[Start of Records provided]

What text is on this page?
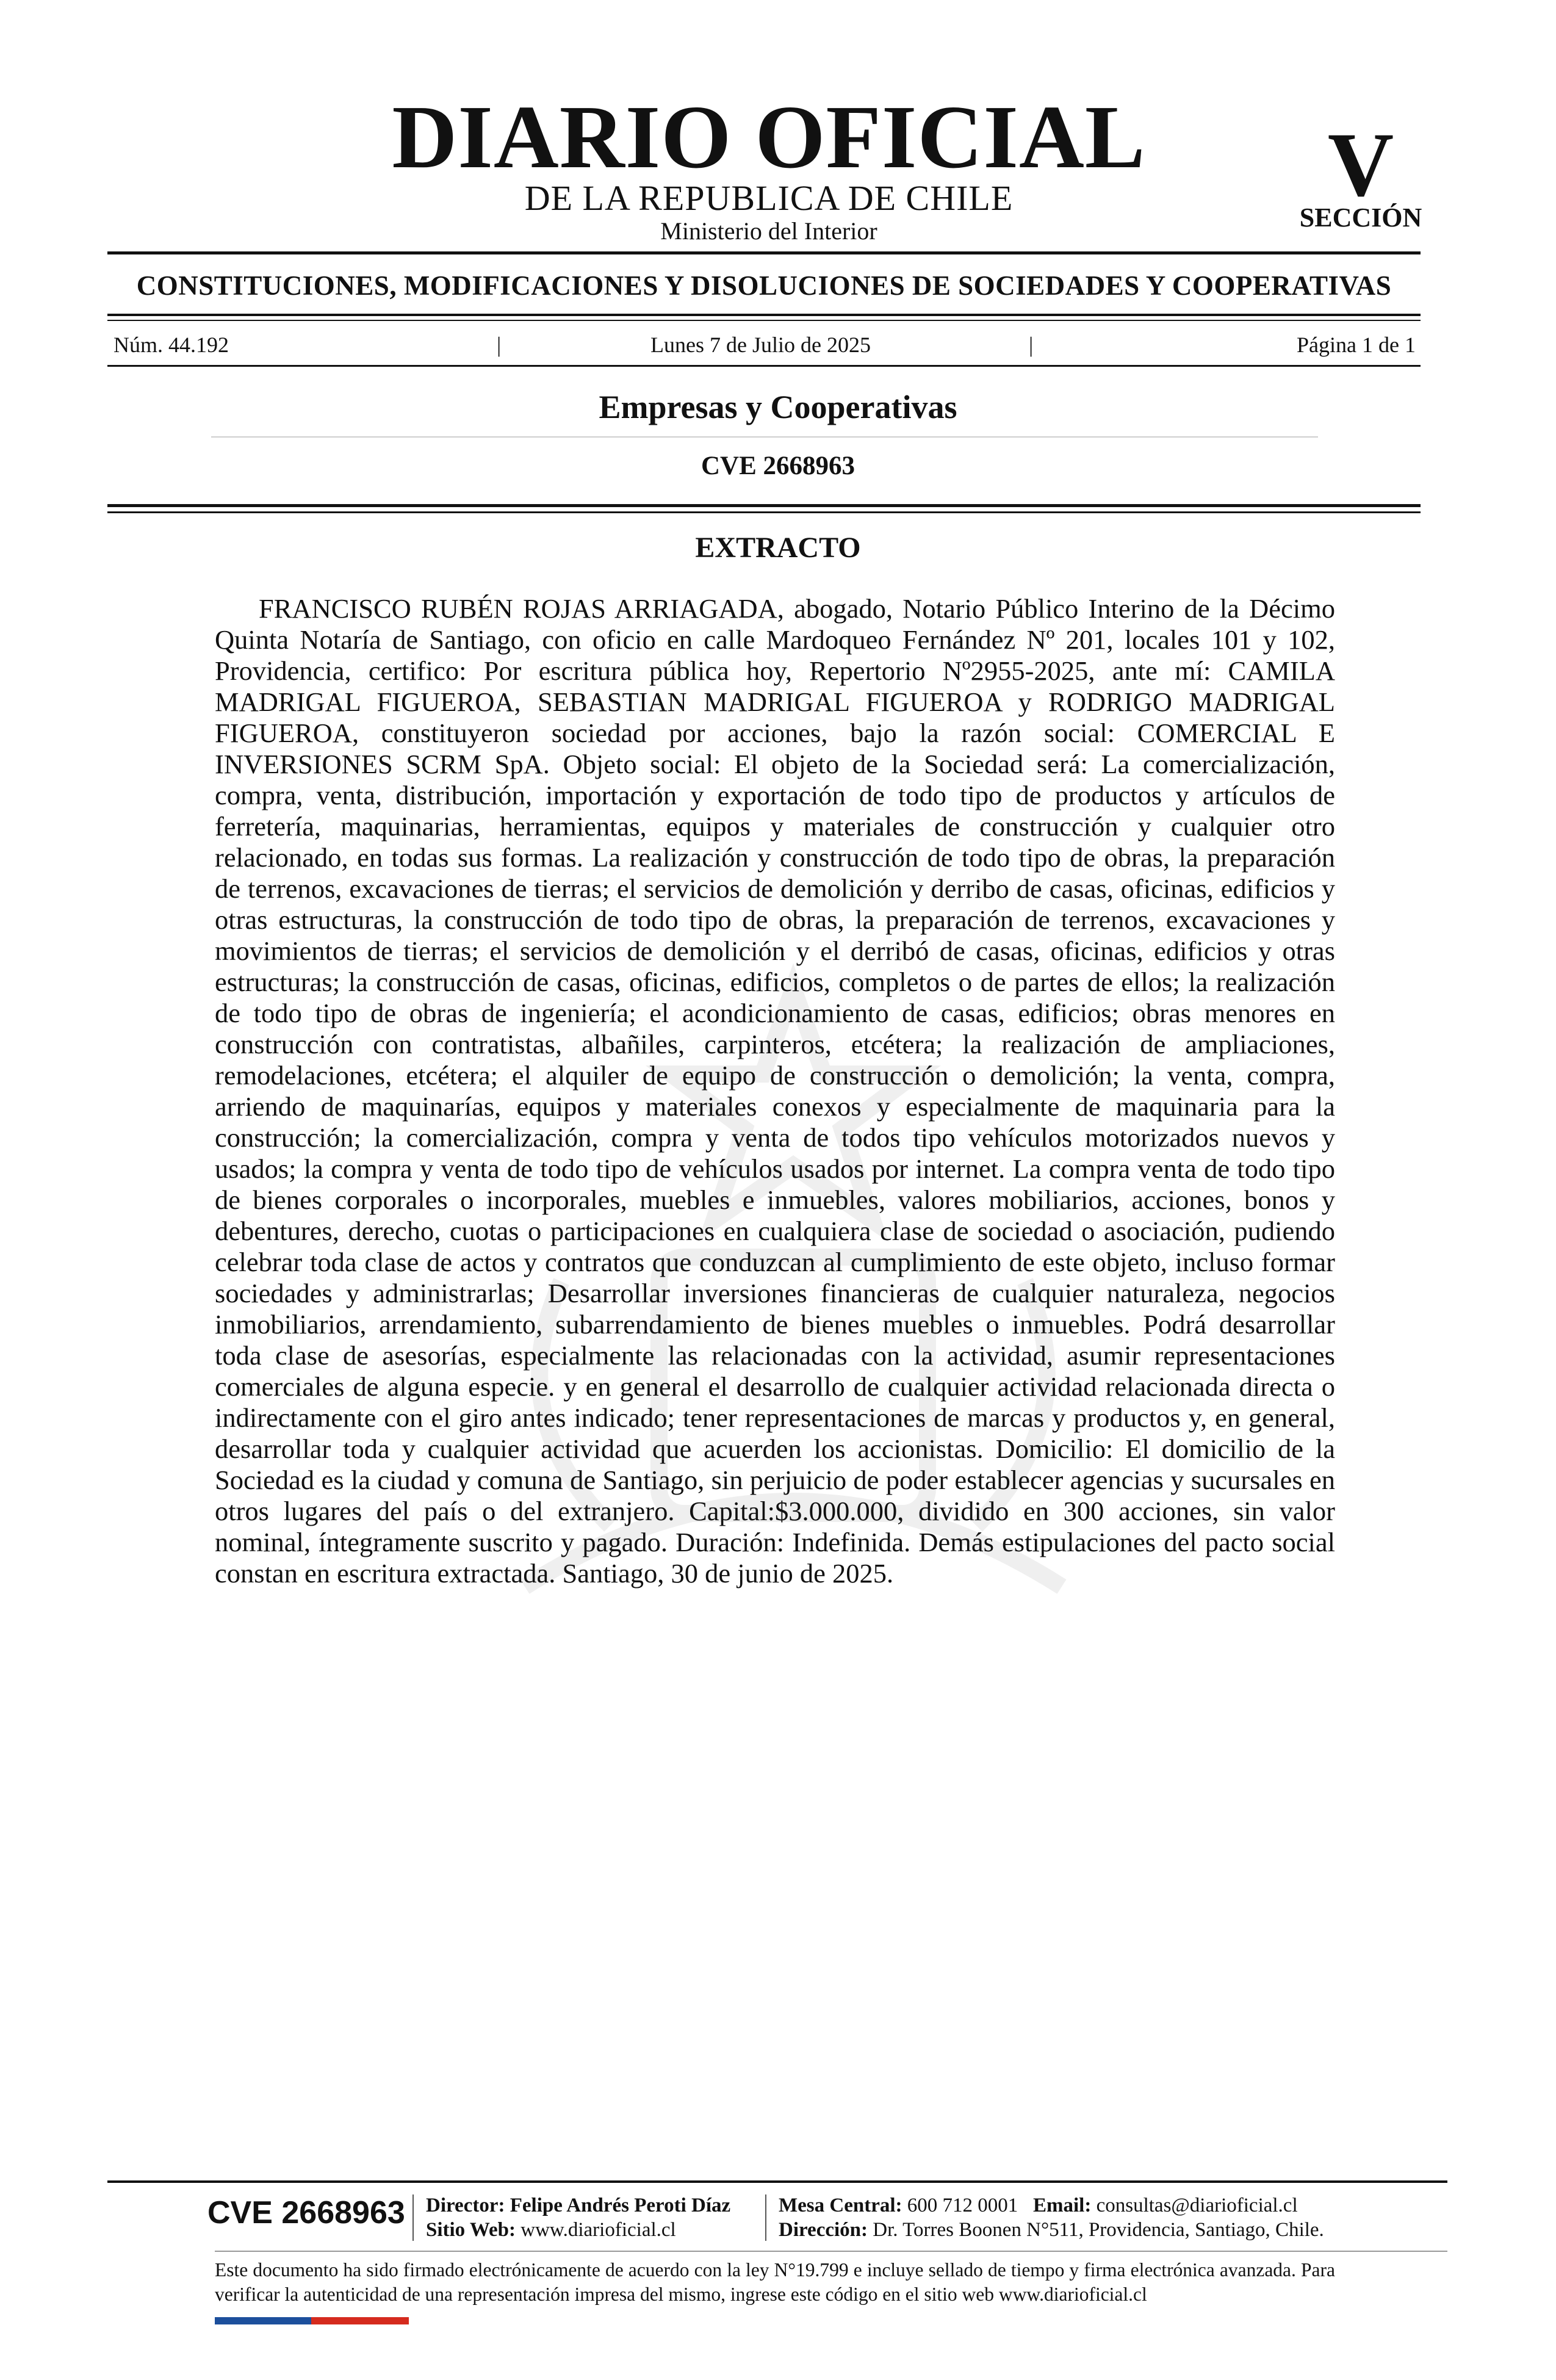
DIARIO OFICIAL
DE LA REPUBLICA DE CHILE
Ministerio del Interior
V
SECCIÓN
CONSTITUCIONES, MODIFICACIONES Y DISOLUCIONES DE SOCIEDADES Y COOPERATIVAS
Núm. 44.192	|	Lunes 7 de Julio de 2025	|	Página 1 de 1
Empresas y Cooperativas
CVE 2668963
EXTRACTO
FRANCISCO RUBÉN ROJAS ARRIAGADA, abogado, Notario Público Interino de la Décimo Quinta Notaría de Santiago, con oficio en calle Mardoqueo Fernández Nº 201, locales 101 y 102, Providencia, certifico: Por escritura pública hoy, Repertorio Nº2955-2025, ante mí: CAMILA MADRIGAL FIGUEROA, SEBASTIAN MADRIGAL FIGUEROA y RODRIGO MADRIGAL FIGUEROA, constituyeron sociedad por acciones, bajo la razón social: COMERCIAL E INVERSIONES SCRM SpA. Objeto social: El objeto de la Sociedad será: La comercialización, compra, venta, distribución, importación y exportación de todo tipo de productos y artículos de ferretería, maquinarias, herramientas, equipos y materiales de construcción y cualquier otro relacionado, en todas sus formas. La realización y construcción de todo tipo de obras, la preparación de terrenos, excavaciones de tierras; el servicios de demolición y derribo de casas, oficinas, edificios y otras estructuras, la construcción de todo tipo de obras, la preparación de terrenos, excavaciones y movimientos de tierras; el servicios de demolición y el derribó de casas, oficinas, edificios y otras estructuras; la construcción de casas, oficinas, edificios, completos o de partes de ellos; la realización de todo tipo de obras de ingeniería; el acondicionamiento de casas, edificios; obras menores en construcción con contratistas, albañiles, carpinteros, etcétera; la realización de ampliaciones, remodelaciones, etcétera; el alquiler de equipo de construcción o demolición; la venta, compra, arriendo de maquinarías, equipos y materiales conexos y especialmente de maquinaria para la construcción; la comercialización, compra y venta de todos tipo vehículos motorizados nuevos y usados; la compra y venta de todo tipo de vehículos usados por internet. La compra venta de todo tipo de bienes corporales o incorporales, muebles e inmuebles, valores mobiliarios, acciones, bonos y debentures, derecho, cuotas o participaciones en cualquiera clase de sociedad o asociación, pudiendo celebrar toda clase de actos y contratos que conduzcan al cumplimiento de este objeto, incluso formar sociedades y administrarlas; Desarrollar inversiones financieras de cualquier naturaleza, negocios inmobiliarios, arrendamiento, subarrendamiento de bienes muebles o inmuebles. Podrá desarrollar toda clase de asesorías, especialmente las relacionadas con la actividad, asumir representaciones comerciales de alguna especie. y en general el desarrollo de cualquier actividad relacionada directa o indirectamente con el giro antes indicado; tener representaciones de marcas y productos y, en general, desarrollar toda y cualquier actividad que acuerden los accionistas. Domicilio: El domicilio de la Sociedad es la ciudad y comuna de Santiago, sin perjuicio de poder establecer agencias y sucursales en otros lugares del país o del extranjero. Capital:$3.000.000, dividido en 300 acciones, sin valor nominal, íntegramente suscrito y pagado. Duración: Indefinida. Demás estipulaciones del pacto social constan en escritura extractada. Santiago, 30 de junio de 2025.
CVE 2668963 Director: Felipe Andrés Peroti Díaz
Sitio Web: www.diarioficial.cl
Mesa Central: 600 712 0001 Email: consultas@diarioficial.cl
Dirección: Dr. Torres Boonen N°511, Providencia, Santiago, Chile.
Este documento ha sido firmado electrónicamente de acuerdo con la ley N°19.799 e incluye sellado de tiempo y firma electrónica avanzada. Para verificar la autenticidad de una representación impresa del mismo, ingrese este código en el sitio web www.diarioficial.cl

[End of Records provided]

Exercise directions:
Skip the pictures and transcribe the rest of the records exactly.

The output:
What text is on this page?
DIARIO OFICIAL
DE LA REPUBLICA DE CHILE
Ministerio del Interior
V
SECCIÓN
CONSTITUCIONES, MODIFICACIONES Y DISOLUCIONES DE SOCIEDADES Y COOPERATIVAS
Núm. 44.192	|	Lunes 7 de Julio de 2025	|	Página 1 de 1
Empresas y Cooperativas
CVE 2668963
EXTRACTO
FRANCISCO RUBÉN ROJAS ARRIAGADA, abogado, Notario Público Interino de la Décimo Quinta Notaría de Santiago, con oficio en calle Mardoqueo Fernández Nº 201, locales 101 y 102, Providencia, certifico: Por escritura pública hoy, Repertorio Nº2955-2025, ante mí: CAMILA MADRIGAL FIGUEROA, SEBASTIAN MADRIGAL FIGUEROA y RODRIGO MADRIGAL FIGUEROA, constituyeron sociedad por acciones, bajo la razón social: COMERCIAL E INVERSIONES SCRM SpA. Objeto social: El objeto de la Sociedad será: La comercialización, compra, venta, distribución, importación y exportación de todo tipo de productos y artículos de ferretería, maquinarias, herramientas, equipos y materiales de construcción y cualquier otro relacionado, en todas sus formas. La realización y construcción de todo tipo de obras, la preparación de terrenos, excavaciones de tierras; el servicios de demolición y derribo de casas, oficinas, edificios y otras estructuras, la construcción de todo tipo de obras, la preparación de terrenos, excavaciones y movimientos de tierras; el servicios de demolición y el derribó de casas, oficinas, edificios y otras estructuras; la construcción de casas, oficinas, edificios, completos o de partes de ellos; la realización de todo tipo de obras de ingeniería; el acondicionamiento de casas, edificios; obras menores en construcción con contratistas, albañiles, carpinteros, etcétera; la realización de ampliaciones, remodelaciones, etcétera; el alquiler de equipo de construcción o demolición; la venta, compra, arriendo de maquinarías, equipos y materiales conexos y especialmente de maquinaria para la construcción; la comercialización, compra y venta de todos tipo vehículos motorizados nuevos y usados; la compra y venta de todo tipo de vehículos usados por internet. La compra venta de todo tipo de bienes corporales o incorporales, muebles e inmuebles, valores mobiliarios, acciones, bonos y debentures, derecho, cuotas o participaciones en cualquiera clase de sociedad o asociación, pudiendo celebrar toda clase de actos y contratos que conduzcan al cumplimiento de este objeto, incluso formar sociedades y administrarlas; Desarrollar inversiones financieras de cualquier naturaleza, negocios inmobiliarios, arrendamiento, subarrendamiento de bienes muebles o inmuebles. Podrá desarrollar toda clase de asesorías, especialmente las relacionadas con la actividad, asumir representaciones comerciales de alguna especie. y en general el desarrollo de cualquier actividad relacionada directa o indirectamente con el giro antes indicado; tener representaciones de marcas y productos y, en general, desarrollar toda y cualquier actividad que acuerden los accionistas. Domicilio: El domicilio de la Sociedad es la ciudad y comuna de Santiago, sin perjuicio de poder establecer agencias y sucursales en otros lugares del país o del extranjero. Capital:$3.000.000, dividido en 300 acciones, sin valor nominal, íntegramente suscrito y pagado. Duración: Indefinida. Demás estipulaciones del pacto social constan en escritura extractada. Santiago, 30 de junio de 2025.
CVE 2668963 Director: Felipe Andrés Peroti Díaz
Sitio Web: www.diarioficial.cl
Mesa Central: 600 712 0001 Email: consultas@diarioficial.cl
Dirección: Dr. Torres Boonen N°511, Providencia, Santiago, Chile.
Este documento ha sido firmado electrónicamente de acuerdo con la ley N°19.799 e incluye sellado de tiempo y firma electrónica avanzada. Para verificar la autenticidad de una representación impresa del mismo, ingrese este código en el sitio web www.diarioficial.cl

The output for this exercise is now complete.